● Exercise instructions: Carry on the page of food jokes for kids from the point where it stops, adding more riddles in the same question-and-answer style.

Read our collection of laugh out loud funny food jokes for kids! All our jokes and riddles have been screened to ensure they are appropriate for children. Share them with your kids and friends. Did you know that riddles promote creative thinking in children? Why not memorize a few and share them at home, on the go or in the classroom. Food jokes and riddles for kids by kids.

Read our collection of funny jokes, riddles and knock knock jokes! Many of these jokes have been submitted by kids visiting our playhouse. We know these jokes will make you and your kids laugh out loud! :D

Riddles

Q. What did the baker give his wife for their anniversary?
A. Flour.

Q. What do you call a break up between a boy and a girl banana?
A. A banana split.

Q. What do you get if you cross an apple and a Christmas tree?
A. Pineapple.

Q. Why shouldn't you tell an egg a joke?
A. Because it might crack up!

Q. How do you make a milk shake?
A. Give it a good scare!

Q. What's Santa's favourite candy?
A. Jolly Ranchers!

Q. What did the tomato say to the other tomato?
A. "You go on without me, I'll ketchup!"

Q. Why wasn't there any food left after the monster party?
A. Because everyone was a goblin!

Document layout analysis data
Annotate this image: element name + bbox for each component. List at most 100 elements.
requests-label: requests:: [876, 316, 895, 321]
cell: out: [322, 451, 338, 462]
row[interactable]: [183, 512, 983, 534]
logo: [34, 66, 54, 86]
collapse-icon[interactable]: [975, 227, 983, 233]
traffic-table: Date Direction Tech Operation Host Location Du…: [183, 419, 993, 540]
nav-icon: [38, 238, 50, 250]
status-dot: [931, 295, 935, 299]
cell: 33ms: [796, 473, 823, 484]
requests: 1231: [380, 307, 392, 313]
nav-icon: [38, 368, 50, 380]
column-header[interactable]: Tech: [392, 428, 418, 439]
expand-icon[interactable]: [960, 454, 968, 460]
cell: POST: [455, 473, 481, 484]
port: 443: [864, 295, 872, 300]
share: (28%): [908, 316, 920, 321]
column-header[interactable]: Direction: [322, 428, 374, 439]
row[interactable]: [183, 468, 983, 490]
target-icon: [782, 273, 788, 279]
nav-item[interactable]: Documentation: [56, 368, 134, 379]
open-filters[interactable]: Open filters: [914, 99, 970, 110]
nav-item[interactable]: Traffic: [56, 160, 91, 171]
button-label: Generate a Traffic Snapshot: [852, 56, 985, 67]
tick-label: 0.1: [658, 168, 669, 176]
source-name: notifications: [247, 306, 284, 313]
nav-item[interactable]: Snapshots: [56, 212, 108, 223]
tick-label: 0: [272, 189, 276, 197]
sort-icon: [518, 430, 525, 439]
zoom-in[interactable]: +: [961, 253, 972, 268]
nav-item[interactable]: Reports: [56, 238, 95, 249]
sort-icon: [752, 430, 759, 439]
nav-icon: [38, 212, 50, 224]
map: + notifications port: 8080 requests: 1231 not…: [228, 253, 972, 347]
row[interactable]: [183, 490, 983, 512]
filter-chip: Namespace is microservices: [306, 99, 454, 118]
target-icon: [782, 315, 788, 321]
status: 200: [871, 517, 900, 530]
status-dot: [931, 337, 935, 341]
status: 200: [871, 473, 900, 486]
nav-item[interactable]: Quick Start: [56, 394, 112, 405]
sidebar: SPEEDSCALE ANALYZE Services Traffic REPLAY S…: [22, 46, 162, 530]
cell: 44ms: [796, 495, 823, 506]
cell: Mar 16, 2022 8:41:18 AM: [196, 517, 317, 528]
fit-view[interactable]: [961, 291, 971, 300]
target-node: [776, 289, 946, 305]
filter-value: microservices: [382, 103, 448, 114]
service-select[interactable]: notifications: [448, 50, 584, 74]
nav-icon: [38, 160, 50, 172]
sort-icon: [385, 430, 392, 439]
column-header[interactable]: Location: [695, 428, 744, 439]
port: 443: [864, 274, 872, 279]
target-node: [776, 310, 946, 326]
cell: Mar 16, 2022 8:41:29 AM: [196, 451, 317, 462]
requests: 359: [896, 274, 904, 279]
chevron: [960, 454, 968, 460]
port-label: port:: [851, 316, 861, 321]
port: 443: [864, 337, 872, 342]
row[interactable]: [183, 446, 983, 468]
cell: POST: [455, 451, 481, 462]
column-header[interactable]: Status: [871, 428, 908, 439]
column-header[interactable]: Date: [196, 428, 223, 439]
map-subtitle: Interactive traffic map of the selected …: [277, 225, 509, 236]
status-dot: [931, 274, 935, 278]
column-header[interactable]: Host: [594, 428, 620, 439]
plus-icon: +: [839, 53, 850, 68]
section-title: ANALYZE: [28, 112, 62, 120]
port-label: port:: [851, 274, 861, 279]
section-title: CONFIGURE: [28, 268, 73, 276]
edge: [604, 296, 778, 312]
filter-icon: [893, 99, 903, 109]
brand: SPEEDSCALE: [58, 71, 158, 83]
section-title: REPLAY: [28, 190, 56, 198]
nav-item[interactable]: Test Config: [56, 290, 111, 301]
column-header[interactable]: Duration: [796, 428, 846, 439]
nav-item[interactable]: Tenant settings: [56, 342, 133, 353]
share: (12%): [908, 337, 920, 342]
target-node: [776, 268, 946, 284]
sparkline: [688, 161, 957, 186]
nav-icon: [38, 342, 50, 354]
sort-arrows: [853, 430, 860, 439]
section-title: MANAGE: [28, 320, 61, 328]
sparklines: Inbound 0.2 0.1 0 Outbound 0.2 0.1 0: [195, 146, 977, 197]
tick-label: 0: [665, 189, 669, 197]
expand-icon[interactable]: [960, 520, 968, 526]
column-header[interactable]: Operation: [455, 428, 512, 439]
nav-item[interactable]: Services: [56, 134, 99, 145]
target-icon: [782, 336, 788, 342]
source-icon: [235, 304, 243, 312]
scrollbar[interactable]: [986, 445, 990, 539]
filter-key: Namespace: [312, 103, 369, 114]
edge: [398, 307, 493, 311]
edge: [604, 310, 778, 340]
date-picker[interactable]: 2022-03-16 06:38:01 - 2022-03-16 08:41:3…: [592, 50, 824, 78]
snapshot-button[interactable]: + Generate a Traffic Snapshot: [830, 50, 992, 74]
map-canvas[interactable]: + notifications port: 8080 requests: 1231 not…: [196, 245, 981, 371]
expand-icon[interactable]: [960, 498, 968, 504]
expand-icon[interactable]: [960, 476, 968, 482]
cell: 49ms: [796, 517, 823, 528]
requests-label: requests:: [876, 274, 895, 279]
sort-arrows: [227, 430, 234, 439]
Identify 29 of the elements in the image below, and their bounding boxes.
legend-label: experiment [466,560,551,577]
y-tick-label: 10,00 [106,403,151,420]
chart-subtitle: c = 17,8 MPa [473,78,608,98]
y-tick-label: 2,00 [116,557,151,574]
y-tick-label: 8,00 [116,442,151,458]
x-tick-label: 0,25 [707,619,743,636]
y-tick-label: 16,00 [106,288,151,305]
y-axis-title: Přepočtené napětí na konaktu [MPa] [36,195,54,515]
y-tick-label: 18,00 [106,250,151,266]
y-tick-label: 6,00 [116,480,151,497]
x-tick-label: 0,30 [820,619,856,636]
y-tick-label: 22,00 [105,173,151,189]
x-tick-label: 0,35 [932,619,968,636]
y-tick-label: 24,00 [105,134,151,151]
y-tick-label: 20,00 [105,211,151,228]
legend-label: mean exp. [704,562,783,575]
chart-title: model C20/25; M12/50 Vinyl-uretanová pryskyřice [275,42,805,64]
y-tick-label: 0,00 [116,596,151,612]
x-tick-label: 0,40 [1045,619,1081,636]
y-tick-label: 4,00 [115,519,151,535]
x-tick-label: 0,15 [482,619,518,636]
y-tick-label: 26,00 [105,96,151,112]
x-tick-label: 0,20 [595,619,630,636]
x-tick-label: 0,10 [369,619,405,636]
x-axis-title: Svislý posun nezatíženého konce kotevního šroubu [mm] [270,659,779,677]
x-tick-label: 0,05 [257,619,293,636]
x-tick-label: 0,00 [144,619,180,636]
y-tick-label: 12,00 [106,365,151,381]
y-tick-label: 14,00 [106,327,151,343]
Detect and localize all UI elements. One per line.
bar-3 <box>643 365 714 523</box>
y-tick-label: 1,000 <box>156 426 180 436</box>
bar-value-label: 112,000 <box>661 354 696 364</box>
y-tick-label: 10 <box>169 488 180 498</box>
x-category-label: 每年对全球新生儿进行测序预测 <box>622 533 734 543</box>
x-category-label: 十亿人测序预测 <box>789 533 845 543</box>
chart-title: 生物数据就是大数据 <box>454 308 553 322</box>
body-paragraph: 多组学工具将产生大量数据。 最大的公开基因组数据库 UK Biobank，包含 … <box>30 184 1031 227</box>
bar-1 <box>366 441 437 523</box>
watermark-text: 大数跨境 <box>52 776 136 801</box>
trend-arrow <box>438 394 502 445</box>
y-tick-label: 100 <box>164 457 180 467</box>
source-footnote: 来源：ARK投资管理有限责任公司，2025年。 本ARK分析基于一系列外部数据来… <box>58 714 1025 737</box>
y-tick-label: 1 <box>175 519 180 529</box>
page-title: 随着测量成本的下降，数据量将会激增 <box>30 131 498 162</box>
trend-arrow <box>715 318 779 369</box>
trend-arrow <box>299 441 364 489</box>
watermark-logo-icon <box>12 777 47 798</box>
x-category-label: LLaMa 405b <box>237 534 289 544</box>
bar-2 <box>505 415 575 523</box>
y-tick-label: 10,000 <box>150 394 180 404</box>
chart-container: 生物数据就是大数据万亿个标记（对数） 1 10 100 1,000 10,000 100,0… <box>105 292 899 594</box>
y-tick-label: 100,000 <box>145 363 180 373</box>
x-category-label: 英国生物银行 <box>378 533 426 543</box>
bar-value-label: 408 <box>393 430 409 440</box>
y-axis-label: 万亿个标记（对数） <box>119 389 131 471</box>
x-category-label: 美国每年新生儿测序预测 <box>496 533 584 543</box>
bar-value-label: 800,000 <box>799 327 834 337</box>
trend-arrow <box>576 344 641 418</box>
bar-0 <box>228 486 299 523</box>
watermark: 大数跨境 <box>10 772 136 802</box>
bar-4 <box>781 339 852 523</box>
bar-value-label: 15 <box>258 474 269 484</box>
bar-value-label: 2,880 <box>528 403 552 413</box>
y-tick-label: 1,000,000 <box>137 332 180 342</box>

● Output below:
Q. Why are ghosts always hungry?
A. Because the food goes right through them!

Q. Why did the tomato blush?
A. Because it saw the salad dressing!

Q. What do you call a train full of bubble gum?
A. A chew-chew train.

Q. What vegetables can't you take on a boat?
A. Leeks!

Q. What do you give a sick lemon?
A. Lemon-AID!

Q. What do you call two bananas?
A. A pair of slippers!

Q. What is Beethoven's favorite fruit?
A. Ban-ana-na!

Q. Have you heard the joke about the pizza?
A. Never mind, it's too cheesy!

Q. What do vampires never order at a cafe?
A. A STAKE sandwich!

Q. What did the Malteeser want to be when it grew up?
A. A Smartie.

Q. What is green and white when it is up and red when it hits the ground?
A. A watermelon.

Q. What do you call candy corn?
A. Pumpkin poop!

Q. What do you get when a pig and a chicken bump into each other?
A. Ham and eggs!

Q. What do snobby vegetables do when they see people?
A. They turnip (turn up) their noses?

Q. What jam can't you eat?
A. A traffic jam.

Q. What did the bad chicken lay?
A. A deviled egg.

Q. What did the snowman order at the fast food restaurant?
A. An ice burger with chili sauce.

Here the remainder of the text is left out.